Work to be completed:
Scan the records for the string "Read"; copy each line where it occurs.

************

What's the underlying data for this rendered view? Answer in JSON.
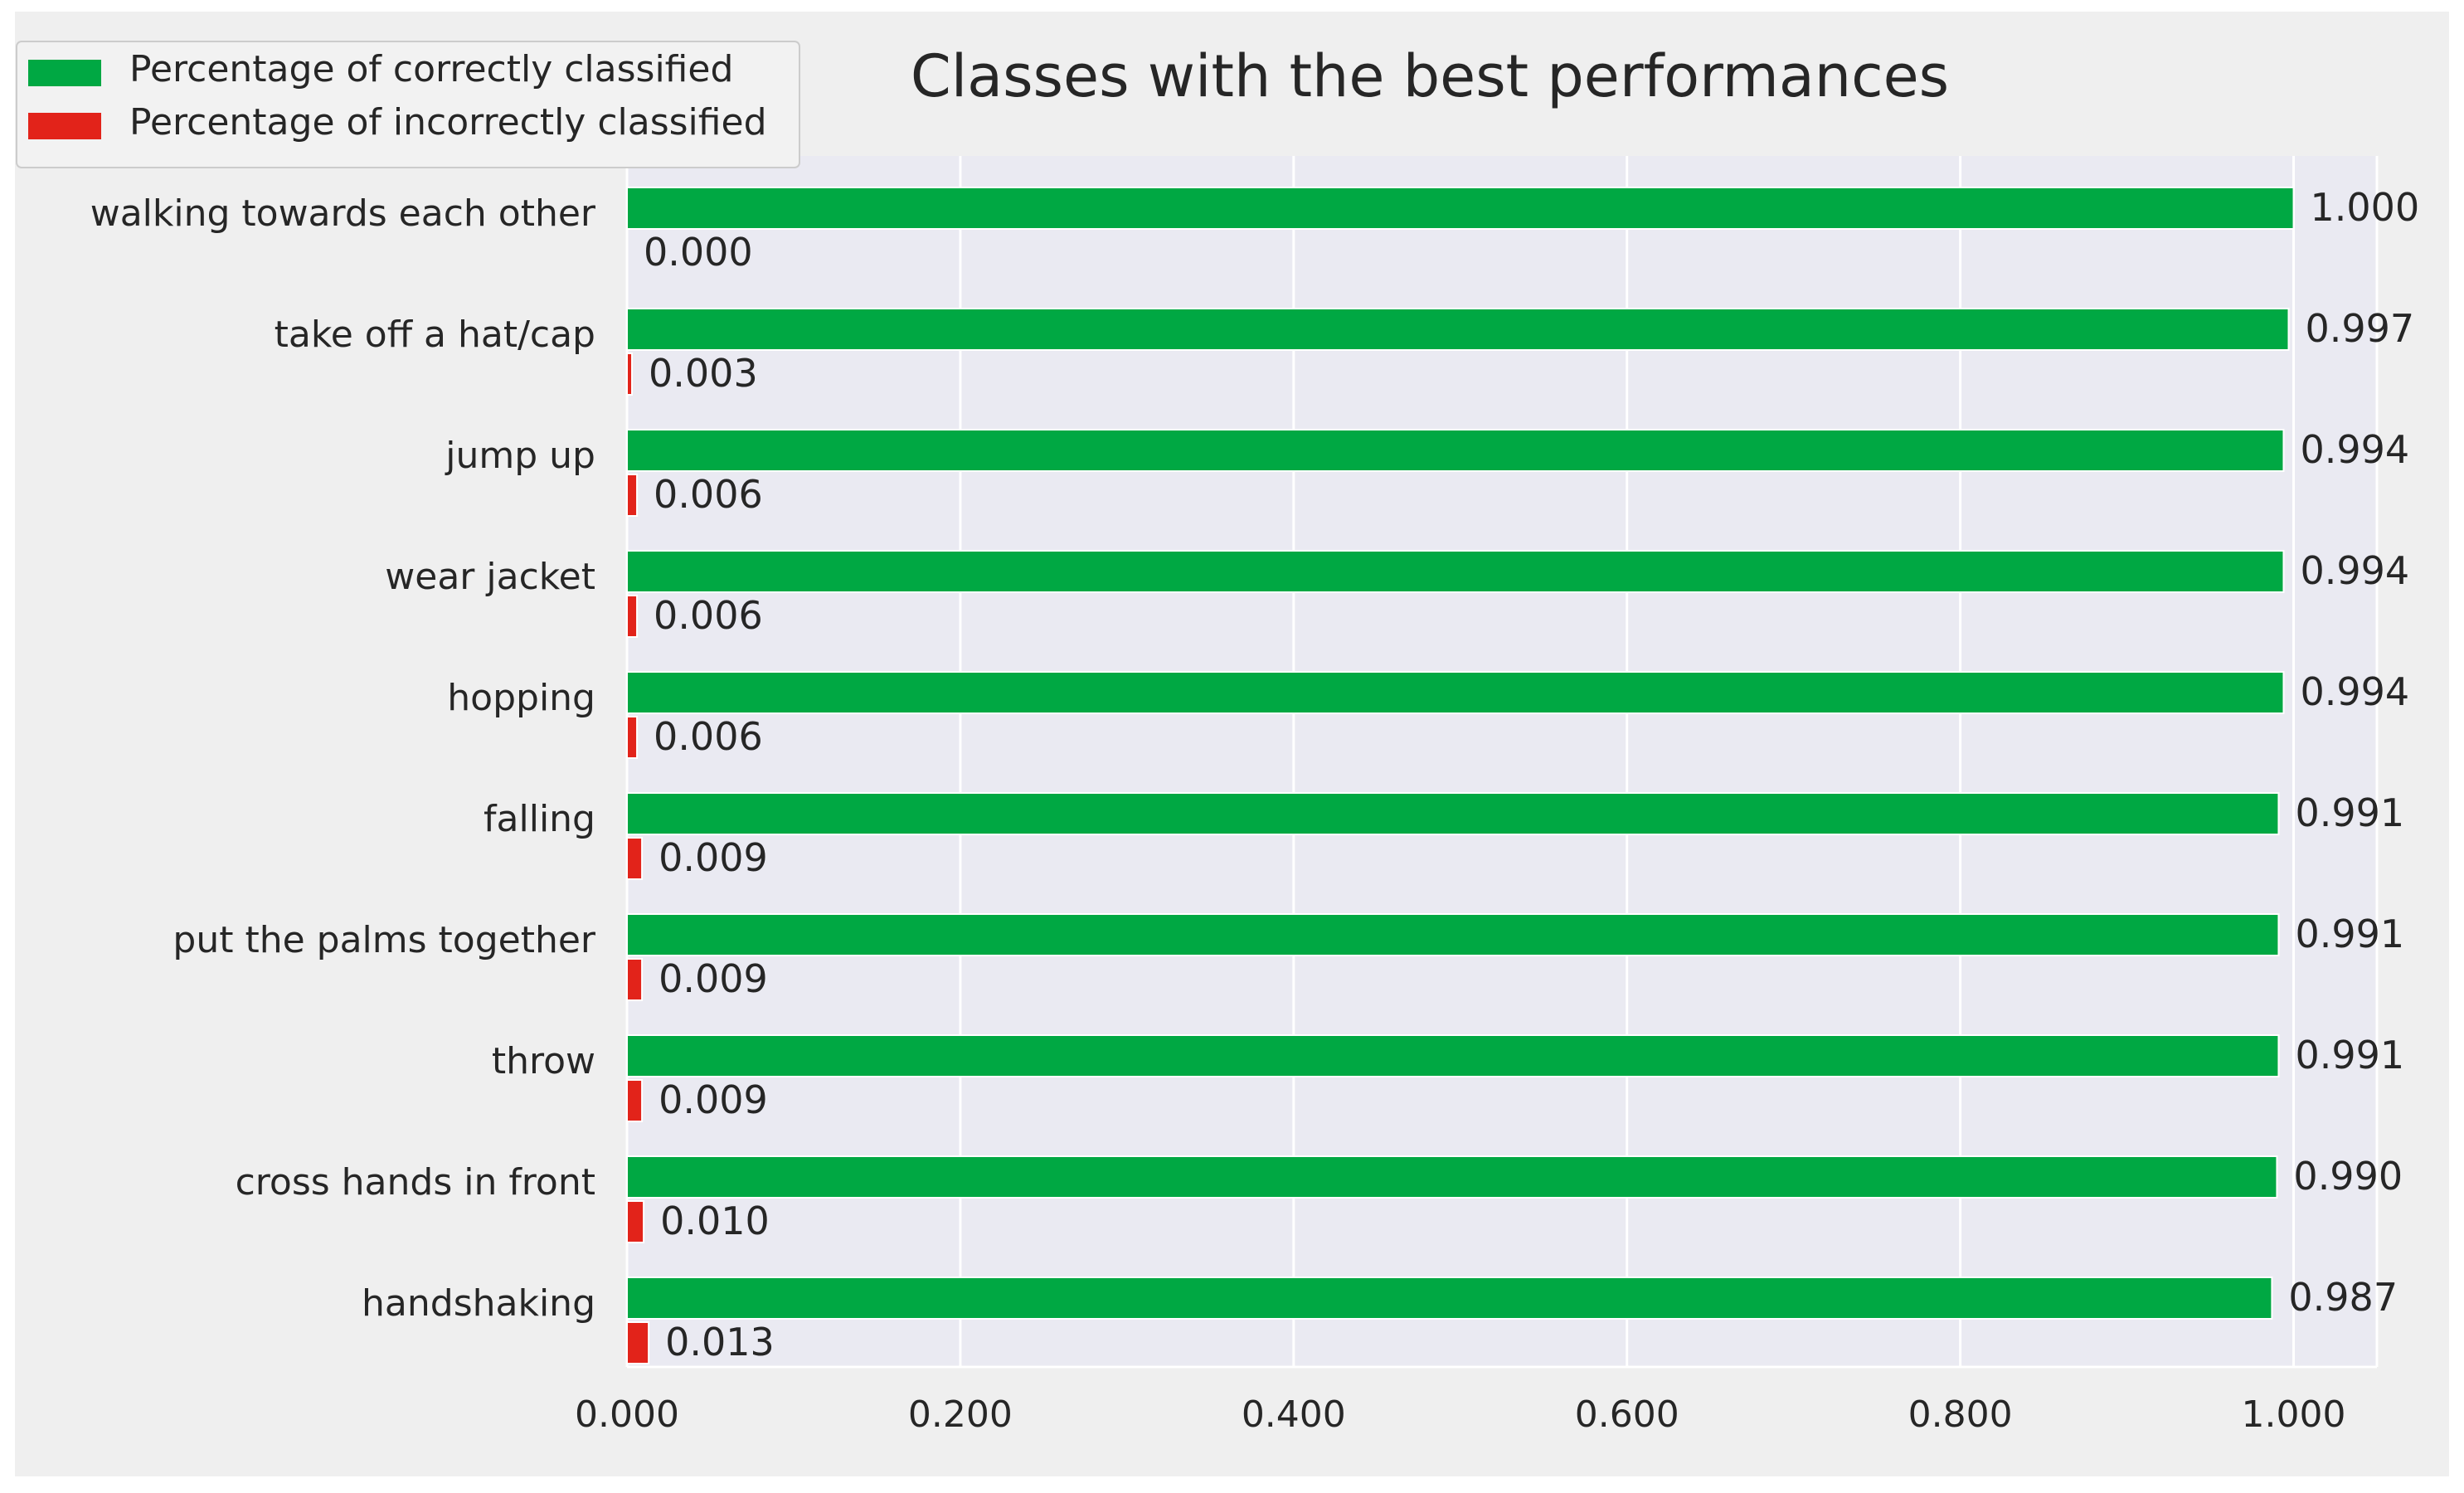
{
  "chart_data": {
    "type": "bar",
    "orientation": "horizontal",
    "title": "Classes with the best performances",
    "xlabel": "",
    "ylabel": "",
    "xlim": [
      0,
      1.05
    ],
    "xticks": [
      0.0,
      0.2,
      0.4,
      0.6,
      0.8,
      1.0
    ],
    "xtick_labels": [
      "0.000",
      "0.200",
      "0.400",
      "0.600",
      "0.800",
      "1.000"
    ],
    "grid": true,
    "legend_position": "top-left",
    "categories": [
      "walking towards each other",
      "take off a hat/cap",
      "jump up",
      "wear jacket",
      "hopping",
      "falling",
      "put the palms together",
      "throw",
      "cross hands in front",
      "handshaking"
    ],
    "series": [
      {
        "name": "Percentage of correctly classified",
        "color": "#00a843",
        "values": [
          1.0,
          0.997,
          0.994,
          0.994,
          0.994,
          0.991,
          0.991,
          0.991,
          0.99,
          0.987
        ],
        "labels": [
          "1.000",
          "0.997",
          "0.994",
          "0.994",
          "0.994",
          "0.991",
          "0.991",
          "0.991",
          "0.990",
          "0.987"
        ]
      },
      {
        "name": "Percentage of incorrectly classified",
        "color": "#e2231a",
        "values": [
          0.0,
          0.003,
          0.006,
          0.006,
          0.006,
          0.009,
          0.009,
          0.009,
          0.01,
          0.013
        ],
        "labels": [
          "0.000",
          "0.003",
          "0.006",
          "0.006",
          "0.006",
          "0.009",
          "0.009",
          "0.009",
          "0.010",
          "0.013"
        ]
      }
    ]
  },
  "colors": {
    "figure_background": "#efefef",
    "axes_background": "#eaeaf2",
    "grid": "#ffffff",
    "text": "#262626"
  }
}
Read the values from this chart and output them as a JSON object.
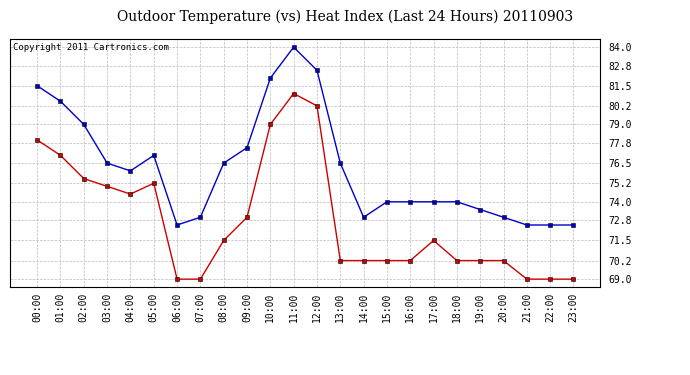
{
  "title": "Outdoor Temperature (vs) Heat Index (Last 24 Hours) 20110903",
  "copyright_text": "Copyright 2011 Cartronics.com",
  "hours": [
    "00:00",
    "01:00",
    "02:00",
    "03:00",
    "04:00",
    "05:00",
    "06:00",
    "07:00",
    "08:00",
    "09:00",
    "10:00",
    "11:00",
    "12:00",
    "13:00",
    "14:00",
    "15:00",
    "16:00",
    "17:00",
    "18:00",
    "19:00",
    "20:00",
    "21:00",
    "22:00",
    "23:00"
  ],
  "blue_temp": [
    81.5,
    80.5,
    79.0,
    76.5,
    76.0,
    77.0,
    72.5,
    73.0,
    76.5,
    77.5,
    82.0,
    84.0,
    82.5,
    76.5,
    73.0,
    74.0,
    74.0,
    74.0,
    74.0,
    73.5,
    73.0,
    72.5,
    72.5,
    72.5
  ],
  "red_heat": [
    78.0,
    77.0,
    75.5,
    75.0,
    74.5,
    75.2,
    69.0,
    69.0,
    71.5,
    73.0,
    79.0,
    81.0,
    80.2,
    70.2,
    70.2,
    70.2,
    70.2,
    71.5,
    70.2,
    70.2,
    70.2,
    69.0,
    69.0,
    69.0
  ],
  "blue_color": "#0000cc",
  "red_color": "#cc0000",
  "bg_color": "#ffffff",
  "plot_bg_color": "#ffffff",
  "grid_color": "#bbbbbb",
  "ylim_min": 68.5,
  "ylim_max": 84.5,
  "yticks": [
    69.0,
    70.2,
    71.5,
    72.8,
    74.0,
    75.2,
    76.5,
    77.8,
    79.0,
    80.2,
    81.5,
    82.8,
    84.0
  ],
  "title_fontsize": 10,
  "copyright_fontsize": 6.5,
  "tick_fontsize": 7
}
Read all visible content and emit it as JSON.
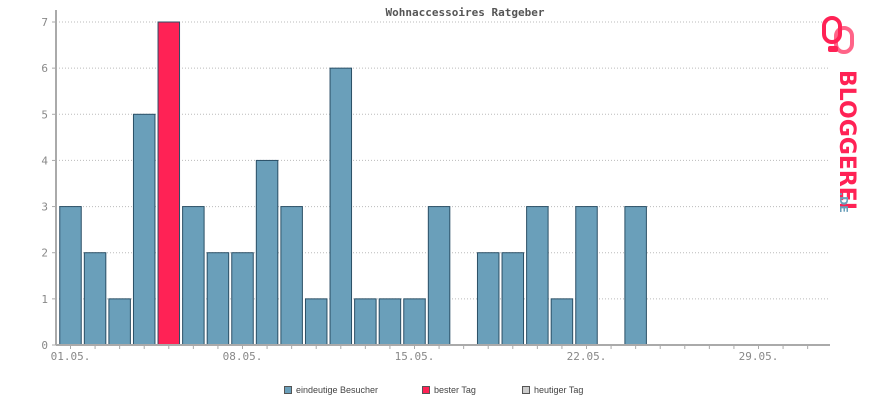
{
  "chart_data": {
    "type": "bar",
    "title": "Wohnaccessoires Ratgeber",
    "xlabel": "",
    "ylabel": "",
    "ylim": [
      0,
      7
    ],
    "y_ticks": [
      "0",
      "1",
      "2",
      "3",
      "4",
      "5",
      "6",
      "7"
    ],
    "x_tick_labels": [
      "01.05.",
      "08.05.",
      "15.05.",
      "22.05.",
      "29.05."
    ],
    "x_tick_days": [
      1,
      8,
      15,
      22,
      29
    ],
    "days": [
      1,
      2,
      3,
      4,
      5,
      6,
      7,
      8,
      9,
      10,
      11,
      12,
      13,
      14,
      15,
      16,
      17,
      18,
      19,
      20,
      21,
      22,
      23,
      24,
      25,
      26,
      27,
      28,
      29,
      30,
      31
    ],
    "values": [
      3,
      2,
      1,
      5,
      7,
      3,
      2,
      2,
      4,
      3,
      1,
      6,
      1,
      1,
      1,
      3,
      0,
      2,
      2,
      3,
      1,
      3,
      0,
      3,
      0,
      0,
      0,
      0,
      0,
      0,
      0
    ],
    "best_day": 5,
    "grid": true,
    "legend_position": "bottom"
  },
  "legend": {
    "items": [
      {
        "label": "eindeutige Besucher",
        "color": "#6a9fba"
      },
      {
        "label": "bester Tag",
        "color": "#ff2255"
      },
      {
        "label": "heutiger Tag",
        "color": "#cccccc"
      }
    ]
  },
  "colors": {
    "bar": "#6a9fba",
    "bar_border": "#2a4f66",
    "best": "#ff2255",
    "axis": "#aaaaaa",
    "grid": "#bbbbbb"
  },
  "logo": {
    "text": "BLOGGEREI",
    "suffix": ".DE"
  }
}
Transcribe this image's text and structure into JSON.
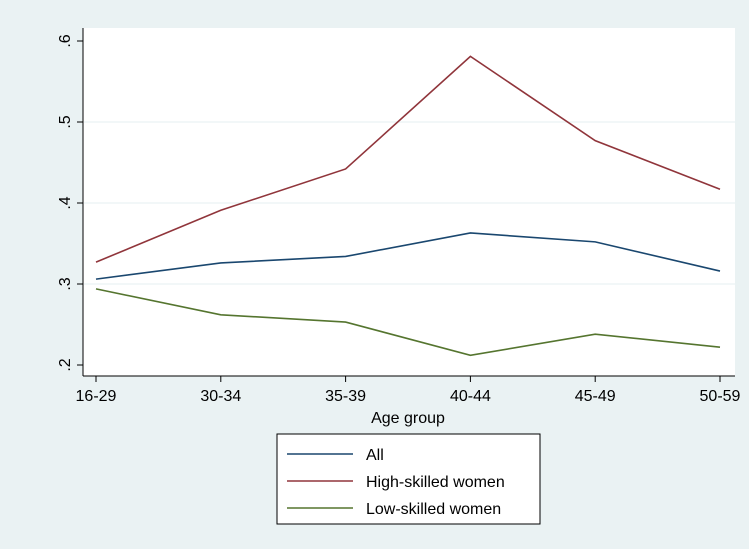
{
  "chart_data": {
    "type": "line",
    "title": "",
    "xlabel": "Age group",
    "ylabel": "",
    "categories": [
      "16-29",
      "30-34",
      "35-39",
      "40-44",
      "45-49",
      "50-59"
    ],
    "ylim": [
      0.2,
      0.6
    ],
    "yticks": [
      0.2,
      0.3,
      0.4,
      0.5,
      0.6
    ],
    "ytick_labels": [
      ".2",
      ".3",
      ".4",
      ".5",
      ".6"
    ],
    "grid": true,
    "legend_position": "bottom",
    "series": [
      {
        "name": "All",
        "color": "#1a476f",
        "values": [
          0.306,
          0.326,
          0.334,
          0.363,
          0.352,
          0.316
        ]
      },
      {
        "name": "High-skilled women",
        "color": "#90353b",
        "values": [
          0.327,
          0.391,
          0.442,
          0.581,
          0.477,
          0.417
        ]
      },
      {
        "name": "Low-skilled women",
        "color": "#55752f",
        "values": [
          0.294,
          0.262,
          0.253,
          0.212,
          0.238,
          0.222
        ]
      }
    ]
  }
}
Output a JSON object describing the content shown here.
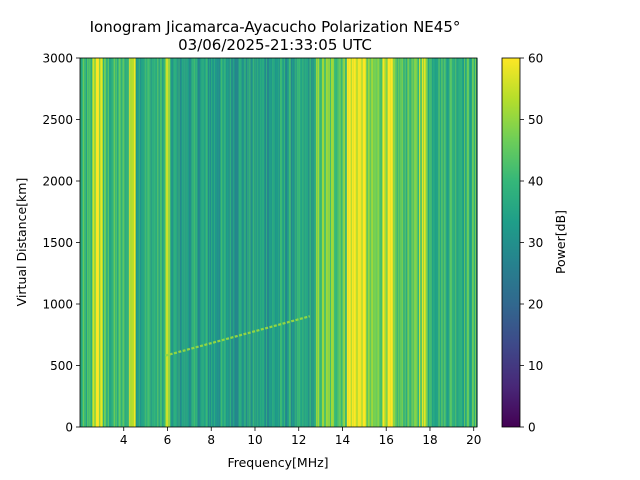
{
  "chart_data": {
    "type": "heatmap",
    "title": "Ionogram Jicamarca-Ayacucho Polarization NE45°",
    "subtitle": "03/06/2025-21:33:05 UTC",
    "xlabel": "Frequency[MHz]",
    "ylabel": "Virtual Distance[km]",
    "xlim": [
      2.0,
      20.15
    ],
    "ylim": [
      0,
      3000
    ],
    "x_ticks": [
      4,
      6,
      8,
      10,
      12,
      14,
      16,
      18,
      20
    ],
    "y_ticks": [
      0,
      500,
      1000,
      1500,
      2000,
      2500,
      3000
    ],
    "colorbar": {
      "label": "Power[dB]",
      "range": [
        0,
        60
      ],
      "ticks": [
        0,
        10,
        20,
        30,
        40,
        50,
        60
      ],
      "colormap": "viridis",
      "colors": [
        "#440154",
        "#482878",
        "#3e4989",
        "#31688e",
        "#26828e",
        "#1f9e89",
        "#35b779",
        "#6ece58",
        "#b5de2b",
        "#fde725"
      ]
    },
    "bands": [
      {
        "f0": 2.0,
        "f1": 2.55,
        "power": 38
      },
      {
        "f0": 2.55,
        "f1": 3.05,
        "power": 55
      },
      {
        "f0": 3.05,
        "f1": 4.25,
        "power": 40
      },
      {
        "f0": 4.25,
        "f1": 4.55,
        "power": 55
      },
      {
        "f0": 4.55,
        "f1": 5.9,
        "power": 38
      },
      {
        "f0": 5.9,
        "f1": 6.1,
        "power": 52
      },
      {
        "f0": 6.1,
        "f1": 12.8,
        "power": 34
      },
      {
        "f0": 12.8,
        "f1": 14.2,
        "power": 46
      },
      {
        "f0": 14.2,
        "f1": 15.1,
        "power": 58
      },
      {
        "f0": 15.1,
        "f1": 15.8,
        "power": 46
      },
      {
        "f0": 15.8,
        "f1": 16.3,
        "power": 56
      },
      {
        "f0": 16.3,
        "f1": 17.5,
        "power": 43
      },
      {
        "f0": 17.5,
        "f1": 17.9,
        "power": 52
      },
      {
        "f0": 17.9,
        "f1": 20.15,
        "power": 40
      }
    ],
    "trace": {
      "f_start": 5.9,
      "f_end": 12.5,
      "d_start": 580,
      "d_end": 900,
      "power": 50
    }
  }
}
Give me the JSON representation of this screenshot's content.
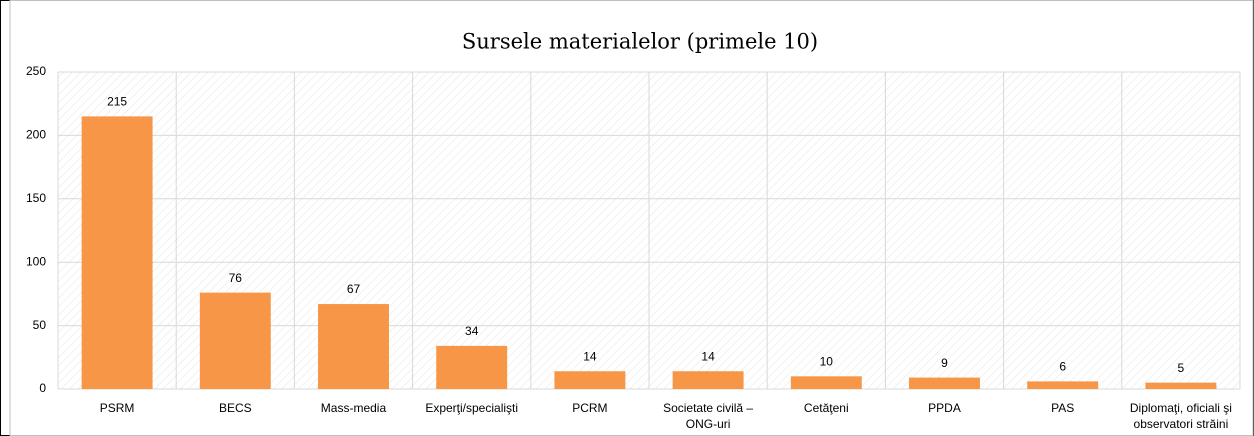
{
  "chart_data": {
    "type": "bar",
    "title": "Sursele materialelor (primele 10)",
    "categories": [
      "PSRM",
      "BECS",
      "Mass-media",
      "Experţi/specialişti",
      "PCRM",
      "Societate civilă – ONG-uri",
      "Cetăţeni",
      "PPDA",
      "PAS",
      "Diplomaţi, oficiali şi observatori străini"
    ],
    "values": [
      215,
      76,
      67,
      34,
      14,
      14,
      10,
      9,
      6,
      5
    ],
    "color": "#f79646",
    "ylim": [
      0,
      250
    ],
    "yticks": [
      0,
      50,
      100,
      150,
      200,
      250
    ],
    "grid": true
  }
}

************

Solution for this exercise:
Read the values from this chart and output them as a JSON object.
Read all visible content and emit it as JSON.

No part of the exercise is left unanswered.